— RECORD SET —
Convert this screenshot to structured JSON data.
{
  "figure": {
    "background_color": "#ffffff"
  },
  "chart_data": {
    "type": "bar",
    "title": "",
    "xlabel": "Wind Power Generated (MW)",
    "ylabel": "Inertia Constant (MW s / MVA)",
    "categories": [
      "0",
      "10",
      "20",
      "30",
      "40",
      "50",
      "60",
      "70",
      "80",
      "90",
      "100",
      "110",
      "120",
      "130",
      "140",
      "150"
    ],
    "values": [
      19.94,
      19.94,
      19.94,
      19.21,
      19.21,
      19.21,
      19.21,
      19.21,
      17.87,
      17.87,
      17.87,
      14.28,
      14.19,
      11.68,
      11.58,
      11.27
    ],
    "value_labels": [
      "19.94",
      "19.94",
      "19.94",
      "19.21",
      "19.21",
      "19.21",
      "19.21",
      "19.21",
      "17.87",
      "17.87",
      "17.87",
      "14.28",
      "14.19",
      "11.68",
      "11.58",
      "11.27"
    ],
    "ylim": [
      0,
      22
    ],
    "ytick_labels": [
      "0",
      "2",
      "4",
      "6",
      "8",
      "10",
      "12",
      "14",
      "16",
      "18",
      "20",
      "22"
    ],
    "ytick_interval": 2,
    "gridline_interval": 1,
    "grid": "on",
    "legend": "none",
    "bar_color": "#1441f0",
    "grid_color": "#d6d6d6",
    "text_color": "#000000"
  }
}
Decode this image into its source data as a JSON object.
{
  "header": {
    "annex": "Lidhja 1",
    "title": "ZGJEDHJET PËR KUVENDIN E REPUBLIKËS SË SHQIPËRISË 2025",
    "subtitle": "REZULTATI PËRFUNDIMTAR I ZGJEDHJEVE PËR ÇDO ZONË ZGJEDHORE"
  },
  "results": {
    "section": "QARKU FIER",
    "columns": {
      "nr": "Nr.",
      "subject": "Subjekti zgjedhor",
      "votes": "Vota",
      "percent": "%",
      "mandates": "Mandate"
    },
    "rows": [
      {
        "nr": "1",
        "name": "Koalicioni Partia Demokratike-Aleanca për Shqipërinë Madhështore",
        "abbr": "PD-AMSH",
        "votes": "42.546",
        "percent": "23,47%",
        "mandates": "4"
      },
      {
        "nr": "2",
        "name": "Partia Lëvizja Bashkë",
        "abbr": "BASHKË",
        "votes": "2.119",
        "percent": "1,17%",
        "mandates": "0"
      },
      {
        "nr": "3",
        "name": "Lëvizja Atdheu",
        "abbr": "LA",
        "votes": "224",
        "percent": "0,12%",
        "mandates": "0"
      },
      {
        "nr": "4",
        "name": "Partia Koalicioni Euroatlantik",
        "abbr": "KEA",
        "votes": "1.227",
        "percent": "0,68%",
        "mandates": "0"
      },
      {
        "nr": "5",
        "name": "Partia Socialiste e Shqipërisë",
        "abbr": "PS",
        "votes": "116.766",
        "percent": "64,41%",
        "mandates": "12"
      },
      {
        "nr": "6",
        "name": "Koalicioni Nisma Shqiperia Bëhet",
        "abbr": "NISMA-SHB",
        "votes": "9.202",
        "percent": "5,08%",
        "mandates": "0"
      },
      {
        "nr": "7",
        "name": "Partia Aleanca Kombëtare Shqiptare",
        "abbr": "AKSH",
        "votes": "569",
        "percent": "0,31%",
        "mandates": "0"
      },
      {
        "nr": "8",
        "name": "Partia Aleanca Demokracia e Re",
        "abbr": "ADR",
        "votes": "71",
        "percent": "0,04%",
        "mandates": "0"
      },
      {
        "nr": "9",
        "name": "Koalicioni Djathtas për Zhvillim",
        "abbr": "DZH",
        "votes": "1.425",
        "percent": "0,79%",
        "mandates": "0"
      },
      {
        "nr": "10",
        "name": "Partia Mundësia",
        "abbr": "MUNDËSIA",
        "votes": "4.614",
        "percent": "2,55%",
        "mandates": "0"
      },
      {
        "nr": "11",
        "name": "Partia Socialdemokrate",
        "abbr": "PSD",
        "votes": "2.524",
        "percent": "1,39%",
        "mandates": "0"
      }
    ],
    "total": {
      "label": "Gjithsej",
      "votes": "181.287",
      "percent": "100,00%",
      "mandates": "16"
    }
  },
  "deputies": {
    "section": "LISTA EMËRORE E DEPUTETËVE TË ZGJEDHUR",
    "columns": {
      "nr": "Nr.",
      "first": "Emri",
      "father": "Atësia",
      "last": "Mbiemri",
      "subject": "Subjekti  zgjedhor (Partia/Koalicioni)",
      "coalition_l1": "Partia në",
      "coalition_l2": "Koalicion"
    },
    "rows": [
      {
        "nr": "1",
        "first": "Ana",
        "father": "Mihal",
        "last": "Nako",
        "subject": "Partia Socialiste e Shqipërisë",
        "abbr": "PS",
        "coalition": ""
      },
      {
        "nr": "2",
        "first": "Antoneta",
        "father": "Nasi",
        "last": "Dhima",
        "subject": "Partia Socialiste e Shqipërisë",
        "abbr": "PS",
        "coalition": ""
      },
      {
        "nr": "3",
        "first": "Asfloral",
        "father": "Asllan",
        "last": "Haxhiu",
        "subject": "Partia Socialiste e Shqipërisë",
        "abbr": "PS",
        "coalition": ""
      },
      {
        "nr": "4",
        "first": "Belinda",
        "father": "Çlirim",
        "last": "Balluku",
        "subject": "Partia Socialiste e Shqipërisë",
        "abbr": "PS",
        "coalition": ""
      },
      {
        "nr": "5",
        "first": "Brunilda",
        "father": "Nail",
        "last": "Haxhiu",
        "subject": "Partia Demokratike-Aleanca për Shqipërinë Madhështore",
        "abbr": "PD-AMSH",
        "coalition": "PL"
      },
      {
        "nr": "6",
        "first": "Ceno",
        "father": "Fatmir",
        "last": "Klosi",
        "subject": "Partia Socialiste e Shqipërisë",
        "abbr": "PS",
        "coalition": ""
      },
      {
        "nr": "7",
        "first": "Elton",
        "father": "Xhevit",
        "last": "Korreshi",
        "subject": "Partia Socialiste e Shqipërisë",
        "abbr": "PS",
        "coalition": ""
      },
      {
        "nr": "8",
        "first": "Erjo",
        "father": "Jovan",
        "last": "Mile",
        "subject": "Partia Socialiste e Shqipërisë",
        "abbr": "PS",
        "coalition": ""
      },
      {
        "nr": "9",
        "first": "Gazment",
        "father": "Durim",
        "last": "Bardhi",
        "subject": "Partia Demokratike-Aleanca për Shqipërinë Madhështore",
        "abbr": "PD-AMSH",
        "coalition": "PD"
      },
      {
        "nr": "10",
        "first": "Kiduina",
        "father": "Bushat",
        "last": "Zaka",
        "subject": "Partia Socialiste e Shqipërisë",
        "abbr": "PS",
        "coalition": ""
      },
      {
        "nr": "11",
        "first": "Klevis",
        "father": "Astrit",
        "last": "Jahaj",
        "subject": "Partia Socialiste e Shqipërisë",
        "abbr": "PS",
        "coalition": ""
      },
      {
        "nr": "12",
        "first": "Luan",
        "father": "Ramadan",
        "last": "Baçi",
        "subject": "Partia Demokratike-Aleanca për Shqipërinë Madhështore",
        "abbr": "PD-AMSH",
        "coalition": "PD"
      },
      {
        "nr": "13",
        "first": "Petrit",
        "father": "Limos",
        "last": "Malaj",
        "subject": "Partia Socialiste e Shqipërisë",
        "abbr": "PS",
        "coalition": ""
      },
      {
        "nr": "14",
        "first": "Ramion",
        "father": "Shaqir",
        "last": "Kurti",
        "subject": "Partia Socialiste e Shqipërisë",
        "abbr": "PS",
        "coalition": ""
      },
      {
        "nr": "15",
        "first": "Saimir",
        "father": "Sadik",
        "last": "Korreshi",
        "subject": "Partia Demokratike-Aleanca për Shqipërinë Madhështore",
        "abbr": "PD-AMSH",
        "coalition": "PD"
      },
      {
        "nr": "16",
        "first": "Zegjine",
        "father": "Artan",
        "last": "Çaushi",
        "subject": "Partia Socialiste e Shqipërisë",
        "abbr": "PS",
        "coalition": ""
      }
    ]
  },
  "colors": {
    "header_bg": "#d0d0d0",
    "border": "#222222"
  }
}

— DIRECTIONS FOR THIS TASK —
Identify and copy all lines with the word "section".

— RESPONSE FOR THIS EXERCISE —
    "section": "QARKU FIER",
    "section": "LISTA EMËRORE E DEPUTETËVE TË ZGJEDHUR",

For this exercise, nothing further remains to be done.